▶ [Problem requirements] Repeat the material exactly as it appears.

▶ [Material to process]

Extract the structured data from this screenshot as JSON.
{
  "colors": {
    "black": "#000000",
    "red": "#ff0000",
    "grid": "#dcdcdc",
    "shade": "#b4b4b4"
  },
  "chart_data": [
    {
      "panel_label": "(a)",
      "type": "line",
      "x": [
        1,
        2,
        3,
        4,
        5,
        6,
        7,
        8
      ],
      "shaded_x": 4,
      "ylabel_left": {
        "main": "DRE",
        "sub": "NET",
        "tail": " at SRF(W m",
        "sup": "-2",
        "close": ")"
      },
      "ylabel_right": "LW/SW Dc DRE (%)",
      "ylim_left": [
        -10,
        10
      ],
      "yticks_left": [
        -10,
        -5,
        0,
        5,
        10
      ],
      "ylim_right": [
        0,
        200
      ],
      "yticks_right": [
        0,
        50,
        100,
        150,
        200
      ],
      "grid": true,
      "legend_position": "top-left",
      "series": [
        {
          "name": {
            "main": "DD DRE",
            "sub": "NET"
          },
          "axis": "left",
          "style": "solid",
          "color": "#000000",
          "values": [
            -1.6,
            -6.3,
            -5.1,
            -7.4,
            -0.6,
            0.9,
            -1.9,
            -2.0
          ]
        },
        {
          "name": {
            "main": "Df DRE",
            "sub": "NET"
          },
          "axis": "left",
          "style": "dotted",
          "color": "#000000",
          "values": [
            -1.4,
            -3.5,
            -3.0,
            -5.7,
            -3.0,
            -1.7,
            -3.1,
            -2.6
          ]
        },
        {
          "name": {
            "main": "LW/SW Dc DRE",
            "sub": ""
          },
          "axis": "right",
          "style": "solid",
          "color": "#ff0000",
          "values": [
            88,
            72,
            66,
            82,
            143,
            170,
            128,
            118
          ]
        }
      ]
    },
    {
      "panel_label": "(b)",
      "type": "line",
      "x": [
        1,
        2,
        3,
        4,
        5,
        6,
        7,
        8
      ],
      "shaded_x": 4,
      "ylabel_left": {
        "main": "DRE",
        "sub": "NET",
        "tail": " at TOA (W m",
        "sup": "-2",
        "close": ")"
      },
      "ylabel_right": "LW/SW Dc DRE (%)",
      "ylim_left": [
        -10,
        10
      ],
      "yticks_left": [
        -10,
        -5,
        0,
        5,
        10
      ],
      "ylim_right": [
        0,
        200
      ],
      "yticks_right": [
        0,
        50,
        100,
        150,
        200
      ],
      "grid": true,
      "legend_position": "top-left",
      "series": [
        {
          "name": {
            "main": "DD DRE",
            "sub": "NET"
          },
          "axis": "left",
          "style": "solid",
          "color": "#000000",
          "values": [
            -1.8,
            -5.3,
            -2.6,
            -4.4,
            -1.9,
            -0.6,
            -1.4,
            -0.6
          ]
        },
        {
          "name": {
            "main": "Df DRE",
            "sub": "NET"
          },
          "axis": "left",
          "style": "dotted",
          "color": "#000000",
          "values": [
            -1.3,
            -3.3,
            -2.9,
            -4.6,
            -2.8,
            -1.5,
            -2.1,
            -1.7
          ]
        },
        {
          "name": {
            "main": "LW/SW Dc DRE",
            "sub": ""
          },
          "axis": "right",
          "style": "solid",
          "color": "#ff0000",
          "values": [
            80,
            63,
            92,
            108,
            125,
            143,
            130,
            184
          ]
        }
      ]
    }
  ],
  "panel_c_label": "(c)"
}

▶ [Complete output]
Extract the structured data from this screenshot as JSON.
{
  "colors": {
    "black": "#000000",
    "red": "#ff0000",
    "grid": "#dcdcdc",
    "shade": "#b4b4b4"
  },
  "chart_data": [
    {
      "panel_label": "(a)",
      "type": "line",
      "x": [
        1,
        2,
        3,
        4,
        5,
        6,
        7,
        8
      ],
      "shaded_x": 4,
      "ylabel_left": {
        "main": "DRE",
        "sub": "NET",
        "tail": " at SRF(W m",
        "sup": "-2",
        "close": ")"
      },
      "ylabel_right": "LW/SW Dc DRE (%)",
      "ylim_left": [
        -10,
        10
      ],
      "yticks_left": [
        -10,
        -5,
        0,
        5,
        10
      ],
      "ylim_right": [
        0,
        200
      ],
      "yticks_right": [
        0,
        50,
        100,
        150,
        200
      ],
      "grid": true,
      "legend_position": "top-left",
      "series": [
        {
          "name": {
            "main": "DD DRE",
            "sub": "NET"
          },
          "axis": "left",
          "style": "solid",
          "color": "#000000",
          "values": [
            -1.6,
            -6.3,
            -5.1,
            -7.4,
            -0.6,
            0.9,
            -1.9,
            -2.0
          ]
        },
        {
          "name": {
            "main": "Df DRE",
            "sub": "NET"
          },
          "axis": "left",
          "style": "dotted",
          "color": "#000000",
          "values": [
            -1.4,
            -3.5,
            -3.0,
            -5.7,
            -3.0,
            -1.7,
            -3.1,
            -2.6
          ]
        },
        {
          "name": {
            "main": "LW/SW Dc DRE",
            "sub": ""
          },
          "axis": "right",
          "style": "solid",
          "color": "#ff0000",
          "values": [
            88,
            72,
            66,
            82,
            143,
            170,
            128,
            118
          ]
        }
      ]
    },
    {
      "panel_label": "(b)",
      "type": "line",
      "x": [
        1,
        2,
        3,
        4,
        5,
        6,
        7,
        8
      ],
      "shaded_x": 4,
      "ylabel_left": {
        "main": "DRE",
        "sub": "NET",
        "tail": " at TOA (W m",
        "sup": "-2",
        "close": ")"
      },
      "ylabel_right": "LW/SW Dc DRE (%)",
      "ylim_left": [
        -10,
        10
      ],
      "yticks_left": [
        -10,
        -5,
        0,
        5,
        10
      ],
      "ylim_right": [
        0,
        200
      ],
      "yticks_right": [
        0,
        50,
        100,
        150,
        200
      ],
      "grid": true,
      "legend_position": "top-left",
      "series": [
        {
          "name": {
            "main": "DD DRE",
            "sub": "NET"
          },
          "axis": "left",
          "style": "solid",
          "color": "#000000",
          "values": [
            -1.8,
            -5.3,
            -2.6,
            -4.4,
            -1.9,
            -0.6,
            -1.4,
            -0.6
          ]
        },
        {
          "name": {
            "main": "Df DRE",
            "sub": "NET"
          },
          "axis": "left",
          "style": "dotted",
          "color": "#000000",
          "values": [
            -1.3,
            -3.3,
            -2.9,
            -4.6,
            -2.8,
            -1.5,
            -2.1,
            -1.7
          ]
        },
        {
          "name": {
            "main": "LW/SW Dc DRE",
            "sub": ""
          },
          "axis": "right",
          "style": "solid",
          "color": "#ff0000",
          "values": [
            80,
            63,
            92,
            108,
            125,
            143,
            130,
            184
          ]
        }
      ]
    }
  ],
  "panel_c_label": "(c)"
}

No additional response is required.